### Short task
Render the lines below as a JSON array of strings, one string per line, leaving out blank lines.

::::

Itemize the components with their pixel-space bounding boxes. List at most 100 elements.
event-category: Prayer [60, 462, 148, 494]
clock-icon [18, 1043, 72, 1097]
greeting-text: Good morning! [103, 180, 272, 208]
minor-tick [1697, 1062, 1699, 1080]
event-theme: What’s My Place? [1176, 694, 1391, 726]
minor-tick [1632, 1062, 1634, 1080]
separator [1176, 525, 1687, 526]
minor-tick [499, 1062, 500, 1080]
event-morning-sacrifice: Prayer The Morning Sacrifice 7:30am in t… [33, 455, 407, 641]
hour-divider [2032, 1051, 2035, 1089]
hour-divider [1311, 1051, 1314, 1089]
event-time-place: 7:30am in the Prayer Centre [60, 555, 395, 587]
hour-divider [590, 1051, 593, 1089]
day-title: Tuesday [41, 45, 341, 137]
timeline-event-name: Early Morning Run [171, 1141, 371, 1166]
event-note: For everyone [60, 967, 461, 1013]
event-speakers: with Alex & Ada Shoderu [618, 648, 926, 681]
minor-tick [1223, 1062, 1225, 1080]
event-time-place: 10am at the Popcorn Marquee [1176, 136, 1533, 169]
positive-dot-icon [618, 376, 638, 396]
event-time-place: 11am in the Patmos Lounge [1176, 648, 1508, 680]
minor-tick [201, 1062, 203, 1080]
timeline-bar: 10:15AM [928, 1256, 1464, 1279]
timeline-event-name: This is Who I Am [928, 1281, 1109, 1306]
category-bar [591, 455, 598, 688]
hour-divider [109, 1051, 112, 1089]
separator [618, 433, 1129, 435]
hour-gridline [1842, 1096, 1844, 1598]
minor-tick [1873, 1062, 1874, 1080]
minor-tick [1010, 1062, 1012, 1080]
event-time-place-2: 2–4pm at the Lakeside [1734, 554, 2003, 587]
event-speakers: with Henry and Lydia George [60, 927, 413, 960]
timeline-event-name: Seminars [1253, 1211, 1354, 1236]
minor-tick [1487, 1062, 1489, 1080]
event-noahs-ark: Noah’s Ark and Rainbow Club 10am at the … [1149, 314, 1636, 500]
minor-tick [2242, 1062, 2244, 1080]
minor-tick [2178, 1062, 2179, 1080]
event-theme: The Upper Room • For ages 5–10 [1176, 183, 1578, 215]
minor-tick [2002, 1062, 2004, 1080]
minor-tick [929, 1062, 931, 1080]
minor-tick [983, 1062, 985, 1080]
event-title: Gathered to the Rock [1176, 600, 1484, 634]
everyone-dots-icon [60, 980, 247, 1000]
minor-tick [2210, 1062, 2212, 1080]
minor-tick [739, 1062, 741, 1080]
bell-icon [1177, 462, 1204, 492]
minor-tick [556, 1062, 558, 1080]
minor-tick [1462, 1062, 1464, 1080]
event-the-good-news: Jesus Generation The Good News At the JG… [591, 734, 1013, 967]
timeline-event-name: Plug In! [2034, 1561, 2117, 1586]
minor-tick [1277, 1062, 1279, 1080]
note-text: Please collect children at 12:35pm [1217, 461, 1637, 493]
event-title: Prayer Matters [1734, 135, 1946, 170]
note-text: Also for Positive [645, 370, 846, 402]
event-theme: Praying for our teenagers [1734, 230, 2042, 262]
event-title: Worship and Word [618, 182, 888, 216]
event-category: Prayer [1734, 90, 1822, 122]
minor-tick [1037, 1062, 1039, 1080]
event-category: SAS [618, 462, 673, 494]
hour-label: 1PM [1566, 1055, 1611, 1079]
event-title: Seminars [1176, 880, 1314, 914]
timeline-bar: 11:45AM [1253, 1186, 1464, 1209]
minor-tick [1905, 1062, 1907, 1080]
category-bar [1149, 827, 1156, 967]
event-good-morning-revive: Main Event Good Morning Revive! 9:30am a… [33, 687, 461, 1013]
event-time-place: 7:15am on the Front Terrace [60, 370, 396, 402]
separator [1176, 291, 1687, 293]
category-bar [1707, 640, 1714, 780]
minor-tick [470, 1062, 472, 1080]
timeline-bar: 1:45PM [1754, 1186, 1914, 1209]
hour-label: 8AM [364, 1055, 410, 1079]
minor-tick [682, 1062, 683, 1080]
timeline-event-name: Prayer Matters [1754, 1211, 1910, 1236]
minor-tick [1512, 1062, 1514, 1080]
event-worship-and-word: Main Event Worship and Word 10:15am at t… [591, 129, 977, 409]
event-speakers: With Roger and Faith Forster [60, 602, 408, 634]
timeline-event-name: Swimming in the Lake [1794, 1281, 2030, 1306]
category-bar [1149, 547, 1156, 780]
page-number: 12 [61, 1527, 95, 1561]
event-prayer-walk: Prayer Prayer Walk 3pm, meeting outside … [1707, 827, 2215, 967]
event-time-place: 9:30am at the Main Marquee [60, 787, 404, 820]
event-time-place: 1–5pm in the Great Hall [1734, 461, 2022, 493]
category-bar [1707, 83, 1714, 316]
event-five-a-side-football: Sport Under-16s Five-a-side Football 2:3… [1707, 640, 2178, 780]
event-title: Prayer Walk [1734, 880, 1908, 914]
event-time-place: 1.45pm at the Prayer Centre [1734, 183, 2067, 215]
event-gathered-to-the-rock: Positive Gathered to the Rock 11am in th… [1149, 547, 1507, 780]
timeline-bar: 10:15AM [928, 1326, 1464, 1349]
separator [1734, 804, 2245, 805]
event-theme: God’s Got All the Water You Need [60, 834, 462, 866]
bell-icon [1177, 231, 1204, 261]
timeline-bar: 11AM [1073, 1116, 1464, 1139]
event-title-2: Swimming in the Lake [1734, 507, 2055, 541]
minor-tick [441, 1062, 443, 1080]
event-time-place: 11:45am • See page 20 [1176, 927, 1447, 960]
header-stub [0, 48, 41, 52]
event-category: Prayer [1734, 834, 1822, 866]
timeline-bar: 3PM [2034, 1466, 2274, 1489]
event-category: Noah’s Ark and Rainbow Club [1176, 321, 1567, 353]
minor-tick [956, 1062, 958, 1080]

::::

### Answer in full
[
  "Itemize the components with their pixel-space bounding boxes. List at most 100 elements.",
  "event-category: Prayer [60, 462, 148, 494]",
  "clock-icon [18, 1043, 72, 1097]",
  "greeting-text: Good morning! [103, 180, 272, 208]",
  "minor-tick [1697, 1062, 1699, 1080]",
  "event-theme: What’s My Place? [1176, 694, 1391, 726]",
  "minor-tick [1632, 1062, 1634, 1080]",
  "separator [1176, 525, 1687, 526]",
  "minor-tick [499, 1062, 500, 1080]",
  "event-morning-sacrifice: Prayer The Morning Sacrifice 7:30am in t… [33, 455, 407, 641]",
  "hour-divider [2032, 1051, 2035, 1089]",
  "hour-divider [1311, 1051, 1314, 1089]",
  "event-time-place: 7:30am in the Prayer Centre [60, 555, 395, 587]",
  "hour-divider [590, 1051, 593, 1089]",
  "day-title: Tuesday [41, 45, 341, 137]",
  "timeline-event-name: Early Morning Run [171, 1141, 371, 1166]",
  "event-note: For everyone [60, 967, 461, 1013]",
  "event-speakers: with Alex & Ada Shoderu [618, 648, 926, 681]",
  "minor-tick [1223, 1062, 1225, 1080]",
  "event-time-place: 10am at the Popcorn Marquee [1176, 136, 1533, 169]",
  "positive-dot-icon [618, 376, 638, 396]",
  "event-time-place: 11am in the Patmos Lounge [1176, 648, 1508, 680]",
  "minor-tick [201, 1062, 203, 1080]",
  "timeline-bar: 10:15AM [928, 1256, 1464, 1279]",
  "timeline-event-name: This is Who I Am [928, 1281, 1109, 1306]",
  "category-bar [591, 455, 598, 688]",
  "hour-divider [109, 1051, 112, 1089]",
  "separator [618, 433, 1129, 435]",
  "hour-gridline [1842, 1096, 1844, 1598]",
  "minor-tick [1873, 1062, 1874, 1080]",
  "minor-tick [1010, 1062, 1012, 1080]",
  "event-time-place-2: 2–4pm at the Lakeside [1734, 554, 2003, 587]",
  "event-speakers: with Henry and Lydia George [60, 927, 413, 960]",
  "timeline-event-name: Seminars [1253, 1211, 1354, 1236]",
  "minor-tick [1487, 1062, 1489, 1080]",
  "event-noahs-ark: Noah’s Ark and Rainbow Club 10am at the … [1149, 314, 1636, 500]",
  "minor-tick [2242, 1062, 2244, 1080]",
  "minor-tick [2178, 1062, 2179, 1080]",
  "event-theme: The Upper Room • For ages 5–10 [1176, 183, 1578, 215]",
  "minor-tick [2002, 1062, 2004, 1080]",
  "minor-tick [929, 1062, 931, 1080]",
  "minor-tick [983, 1062, 985, 1080]",
  "event-title: Gathered to the Rock [1176, 600, 1484, 634]",
  "everyone-dots-icon [60, 980, 247, 1000]",
  "minor-tick [2210, 1062, 2212, 1080]",
  "minor-tick [739, 1062, 741, 1080]",
  "bell-icon [1177, 462, 1204, 492]",
  "minor-tick [556, 1062, 558, 1080]",
  "minor-tick [1462, 1062, 1464, 1080]",
  "event-the-good-news: Jesus Generation The Good News At the JG… [591, 734, 1013, 967]",
  "timeline-event-name: Plug In! [2034, 1561, 2117, 1586]",
  "minor-tick [1277, 1062, 1279, 1080]",
  "note-text: Please collect children at 12:35pm [1217, 461, 1637, 493]",
  "event-title: Prayer Matters [1734, 135, 1946, 170]",
  "note-text: Also for Positive [645, 370, 846, 402]",
  "event-theme: Praying for our teenagers [1734, 230, 2042, 262]",
  "event-title: Worship and Word [618, 182, 888, 216]",
  "event-category: Prayer [1734, 90, 1822, 122]",
  "minor-tick [1037, 1062, 1039, 1080]",
  "event-category: SAS [618, 462, 673, 494]",
  "hour-label: 1PM [1566, 1055, 1611, 1079]",
  "event-title: Seminars [1176, 880, 1314, 914]",
  "timeline-bar: 11:45AM [1253, 1186, 1464, 1209]",
  "minor-tick [1905, 1062, 1907, 1080]",
  "category-bar [1149, 827, 1156, 967]",
  "event-good-morning-revive: Main Event Good Morning Revive! 9:30am a… [33, 687, 461, 1013]",
  "event-time-place: 7:15am on the Front Terrace [60, 370, 396, 402]",
  "separator [1176, 291, 1687, 293]",
  "category-bar [1707, 640, 1714, 780]",
  "minor-tick [470, 1062, 472, 1080]",
  "timeline-bar: 1:45PM [1754, 1186, 1914, 1209]",
  "hour-label: 8AM [364, 1055, 410, 1079]",
  "minor-tick [682, 1062, 683, 1080]",
  "timeline-event-name: Prayer Matters [1754, 1211, 1910, 1236]",
  "minor-tick [1512, 1062, 1514, 1080]",
  "event-worship-and-word: Main Event Worship and Word 10:15am at t… [591, 129, 977, 409]",
  "event-speakers: With Roger and Faith Forster [60, 602, 408, 634]",
  "timeline-event-name: Swimming in the Lake [1794, 1281, 2030, 1306]",
  "category-bar [1149, 547, 1156, 780]",
  "page-number: 12 [61, 1527, 95, 1561]",
  "event-prayer-walk: Prayer Prayer Walk 3pm, meeting outside … [1707, 827, 2215, 967]",
  "event-time-place: 9:30am at the Main Marquee [60, 787, 404, 820]",
  "event-time-place: 1–5pm in the Great Hall [1734, 461, 2022, 493]",
  "category-bar [1707, 83, 1714, 316]",
  "event-five-a-side-football: Sport Under-16s Five-a-side Football 2:3… [1707, 640, 2178, 780]",
  "event-title: Prayer Walk [1734, 880, 1908, 914]",
  "event-time-place: 1.45pm at the Prayer Centre [1734, 183, 2067, 215]",
  "event-gathered-to-the-rock: Positive Gathered to the Rock 11am in th… [1149, 547, 1507, 780]",
  "timeline-bar: 10:15AM [928, 1326, 1464, 1349]",
  "separator [1734, 804, 2245, 805]",
  "event-theme: God’s Got All the Water You Need [60, 834, 462, 866]",
  "bell-icon [1177, 231, 1204, 261]",
  "timeline-bar: 11AM [1073, 1116, 1464, 1139]",
  "event-title-2: Swimming in the Lake [1734, 507, 2055, 541]",
  "minor-tick [441, 1062, 443, 1080]",
  "event-time-place: 11:45am • See page 20 [1176, 927, 1447, 960]",
  "header-stub [0, 48, 41, 52]",
  "event-category: Prayer [1734, 834, 1822, 866]",
  "timeline-bar: 3PM [2034, 1466, 2274, 1489]",
  "event-category: Noah’s Ark and Rainbow Club [1176, 321, 1567, 353]",
  "minor-tick [956, 1062, 958, 1080]"
]